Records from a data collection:
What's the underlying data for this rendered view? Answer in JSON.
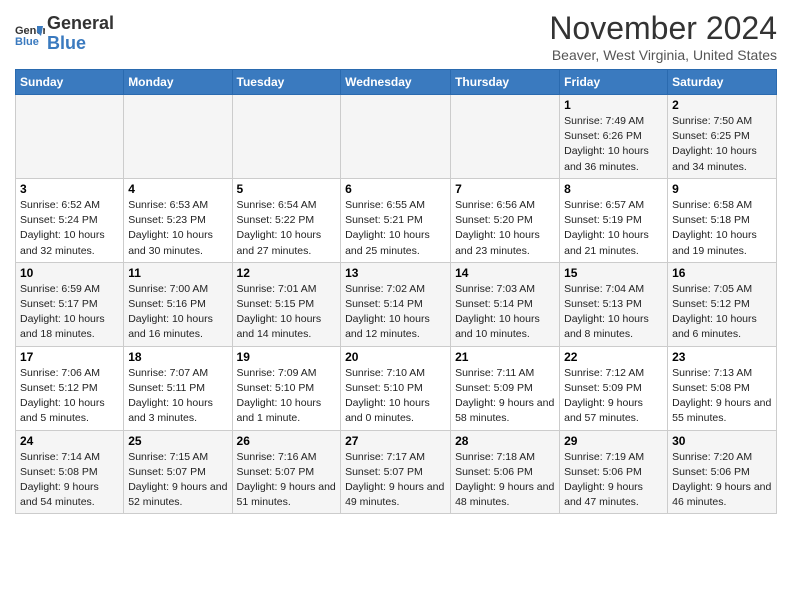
{
  "logo": {
    "line1": "General",
    "line2": "Blue"
  },
  "title": "November 2024",
  "location": "Beaver, West Virginia, United States",
  "weekdays": [
    "Sunday",
    "Monday",
    "Tuesday",
    "Wednesday",
    "Thursday",
    "Friday",
    "Saturday"
  ],
  "weeks": [
    [
      {
        "day": "",
        "info": ""
      },
      {
        "day": "",
        "info": ""
      },
      {
        "day": "",
        "info": ""
      },
      {
        "day": "",
        "info": ""
      },
      {
        "day": "",
        "info": ""
      },
      {
        "day": "1",
        "info": "Sunrise: 7:49 AM\nSunset: 6:26 PM\nDaylight: 10 hours and 36 minutes."
      },
      {
        "day": "2",
        "info": "Sunrise: 7:50 AM\nSunset: 6:25 PM\nDaylight: 10 hours and 34 minutes."
      }
    ],
    [
      {
        "day": "3",
        "info": "Sunrise: 6:52 AM\nSunset: 5:24 PM\nDaylight: 10 hours and 32 minutes."
      },
      {
        "day": "4",
        "info": "Sunrise: 6:53 AM\nSunset: 5:23 PM\nDaylight: 10 hours and 30 minutes."
      },
      {
        "day": "5",
        "info": "Sunrise: 6:54 AM\nSunset: 5:22 PM\nDaylight: 10 hours and 27 minutes."
      },
      {
        "day": "6",
        "info": "Sunrise: 6:55 AM\nSunset: 5:21 PM\nDaylight: 10 hours and 25 minutes."
      },
      {
        "day": "7",
        "info": "Sunrise: 6:56 AM\nSunset: 5:20 PM\nDaylight: 10 hours and 23 minutes."
      },
      {
        "day": "8",
        "info": "Sunrise: 6:57 AM\nSunset: 5:19 PM\nDaylight: 10 hours and 21 minutes."
      },
      {
        "day": "9",
        "info": "Sunrise: 6:58 AM\nSunset: 5:18 PM\nDaylight: 10 hours and 19 minutes."
      }
    ],
    [
      {
        "day": "10",
        "info": "Sunrise: 6:59 AM\nSunset: 5:17 PM\nDaylight: 10 hours and 18 minutes."
      },
      {
        "day": "11",
        "info": "Sunrise: 7:00 AM\nSunset: 5:16 PM\nDaylight: 10 hours and 16 minutes."
      },
      {
        "day": "12",
        "info": "Sunrise: 7:01 AM\nSunset: 5:15 PM\nDaylight: 10 hours and 14 minutes."
      },
      {
        "day": "13",
        "info": "Sunrise: 7:02 AM\nSunset: 5:14 PM\nDaylight: 10 hours and 12 minutes."
      },
      {
        "day": "14",
        "info": "Sunrise: 7:03 AM\nSunset: 5:14 PM\nDaylight: 10 hours and 10 minutes."
      },
      {
        "day": "15",
        "info": "Sunrise: 7:04 AM\nSunset: 5:13 PM\nDaylight: 10 hours and 8 minutes."
      },
      {
        "day": "16",
        "info": "Sunrise: 7:05 AM\nSunset: 5:12 PM\nDaylight: 10 hours and 6 minutes."
      }
    ],
    [
      {
        "day": "17",
        "info": "Sunrise: 7:06 AM\nSunset: 5:12 PM\nDaylight: 10 hours and 5 minutes."
      },
      {
        "day": "18",
        "info": "Sunrise: 7:07 AM\nSunset: 5:11 PM\nDaylight: 10 hours and 3 minutes."
      },
      {
        "day": "19",
        "info": "Sunrise: 7:09 AM\nSunset: 5:10 PM\nDaylight: 10 hours and 1 minute."
      },
      {
        "day": "20",
        "info": "Sunrise: 7:10 AM\nSunset: 5:10 PM\nDaylight: 10 hours and 0 minutes."
      },
      {
        "day": "21",
        "info": "Sunrise: 7:11 AM\nSunset: 5:09 PM\nDaylight: 9 hours and 58 minutes."
      },
      {
        "day": "22",
        "info": "Sunrise: 7:12 AM\nSunset: 5:09 PM\nDaylight: 9 hours and 57 minutes."
      },
      {
        "day": "23",
        "info": "Sunrise: 7:13 AM\nSunset: 5:08 PM\nDaylight: 9 hours and 55 minutes."
      }
    ],
    [
      {
        "day": "24",
        "info": "Sunrise: 7:14 AM\nSunset: 5:08 PM\nDaylight: 9 hours and 54 minutes."
      },
      {
        "day": "25",
        "info": "Sunrise: 7:15 AM\nSunset: 5:07 PM\nDaylight: 9 hours and 52 minutes."
      },
      {
        "day": "26",
        "info": "Sunrise: 7:16 AM\nSunset: 5:07 PM\nDaylight: 9 hours and 51 minutes."
      },
      {
        "day": "27",
        "info": "Sunrise: 7:17 AM\nSunset: 5:07 PM\nDaylight: 9 hours and 49 minutes."
      },
      {
        "day": "28",
        "info": "Sunrise: 7:18 AM\nSunset: 5:06 PM\nDaylight: 9 hours and 48 minutes."
      },
      {
        "day": "29",
        "info": "Sunrise: 7:19 AM\nSunset: 5:06 PM\nDaylight: 9 hours and 47 minutes."
      },
      {
        "day": "30",
        "info": "Sunrise: 7:20 AM\nSunset: 5:06 PM\nDaylight: 9 hours and 46 minutes."
      }
    ]
  ]
}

Your instructions:
Write out the material above again, word for word, minus its pictures.

The answer:
What's the underlying data for this rendered view? Answer in JSON.
{
  "logo": {
    "line1": "General",
    "line2": "Blue"
  },
  "title": "November 2024",
  "location": "Beaver, West Virginia, United States",
  "weekdays": [
    "Sunday",
    "Monday",
    "Tuesday",
    "Wednesday",
    "Thursday",
    "Friday",
    "Saturday"
  ],
  "weeks": [
    [
      {
        "day": "",
        "info": ""
      },
      {
        "day": "",
        "info": ""
      },
      {
        "day": "",
        "info": ""
      },
      {
        "day": "",
        "info": ""
      },
      {
        "day": "",
        "info": ""
      },
      {
        "day": "1",
        "info": "Sunrise: 7:49 AM\nSunset: 6:26 PM\nDaylight: 10 hours and 36 minutes."
      },
      {
        "day": "2",
        "info": "Sunrise: 7:50 AM\nSunset: 6:25 PM\nDaylight: 10 hours and 34 minutes."
      }
    ],
    [
      {
        "day": "3",
        "info": "Sunrise: 6:52 AM\nSunset: 5:24 PM\nDaylight: 10 hours and 32 minutes."
      },
      {
        "day": "4",
        "info": "Sunrise: 6:53 AM\nSunset: 5:23 PM\nDaylight: 10 hours and 30 minutes."
      },
      {
        "day": "5",
        "info": "Sunrise: 6:54 AM\nSunset: 5:22 PM\nDaylight: 10 hours and 27 minutes."
      },
      {
        "day": "6",
        "info": "Sunrise: 6:55 AM\nSunset: 5:21 PM\nDaylight: 10 hours and 25 minutes."
      },
      {
        "day": "7",
        "info": "Sunrise: 6:56 AM\nSunset: 5:20 PM\nDaylight: 10 hours and 23 minutes."
      },
      {
        "day": "8",
        "info": "Sunrise: 6:57 AM\nSunset: 5:19 PM\nDaylight: 10 hours and 21 minutes."
      },
      {
        "day": "9",
        "info": "Sunrise: 6:58 AM\nSunset: 5:18 PM\nDaylight: 10 hours and 19 minutes."
      }
    ],
    [
      {
        "day": "10",
        "info": "Sunrise: 6:59 AM\nSunset: 5:17 PM\nDaylight: 10 hours and 18 minutes."
      },
      {
        "day": "11",
        "info": "Sunrise: 7:00 AM\nSunset: 5:16 PM\nDaylight: 10 hours and 16 minutes."
      },
      {
        "day": "12",
        "info": "Sunrise: 7:01 AM\nSunset: 5:15 PM\nDaylight: 10 hours and 14 minutes."
      },
      {
        "day": "13",
        "info": "Sunrise: 7:02 AM\nSunset: 5:14 PM\nDaylight: 10 hours and 12 minutes."
      },
      {
        "day": "14",
        "info": "Sunrise: 7:03 AM\nSunset: 5:14 PM\nDaylight: 10 hours and 10 minutes."
      },
      {
        "day": "15",
        "info": "Sunrise: 7:04 AM\nSunset: 5:13 PM\nDaylight: 10 hours and 8 minutes."
      },
      {
        "day": "16",
        "info": "Sunrise: 7:05 AM\nSunset: 5:12 PM\nDaylight: 10 hours and 6 minutes."
      }
    ],
    [
      {
        "day": "17",
        "info": "Sunrise: 7:06 AM\nSunset: 5:12 PM\nDaylight: 10 hours and 5 minutes."
      },
      {
        "day": "18",
        "info": "Sunrise: 7:07 AM\nSunset: 5:11 PM\nDaylight: 10 hours and 3 minutes."
      },
      {
        "day": "19",
        "info": "Sunrise: 7:09 AM\nSunset: 5:10 PM\nDaylight: 10 hours and 1 minute."
      },
      {
        "day": "20",
        "info": "Sunrise: 7:10 AM\nSunset: 5:10 PM\nDaylight: 10 hours and 0 minutes."
      },
      {
        "day": "21",
        "info": "Sunrise: 7:11 AM\nSunset: 5:09 PM\nDaylight: 9 hours and 58 minutes."
      },
      {
        "day": "22",
        "info": "Sunrise: 7:12 AM\nSunset: 5:09 PM\nDaylight: 9 hours and 57 minutes."
      },
      {
        "day": "23",
        "info": "Sunrise: 7:13 AM\nSunset: 5:08 PM\nDaylight: 9 hours and 55 minutes."
      }
    ],
    [
      {
        "day": "24",
        "info": "Sunrise: 7:14 AM\nSunset: 5:08 PM\nDaylight: 9 hours and 54 minutes."
      },
      {
        "day": "25",
        "info": "Sunrise: 7:15 AM\nSunset: 5:07 PM\nDaylight: 9 hours and 52 minutes."
      },
      {
        "day": "26",
        "info": "Sunrise: 7:16 AM\nSunset: 5:07 PM\nDaylight: 9 hours and 51 minutes."
      },
      {
        "day": "27",
        "info": "Sunrise: 7:17 AM\nSunset: 5:07 PM\nDaylight: 9 hours and 49 minutes."
      },
      {
        "day": "28",
        "info": "Sunrise: 7:18 AM\nSunset: 5:06 PM\nDaylight: 9 hours and 48 minutes."
      },
      {
        "day": "29",
        "info": "Sunrise: 7:19 AM\nSunset: 5:06 PM\nDaylight: 9 hours and 47 minutes."
      },
      {
        "day": "30",
        "info": "Sunrise: 7:20 AM\nSunset: 5:06 PM\nDaylight: 9 hours and 46 minutes."
      }
    ]
  ]
}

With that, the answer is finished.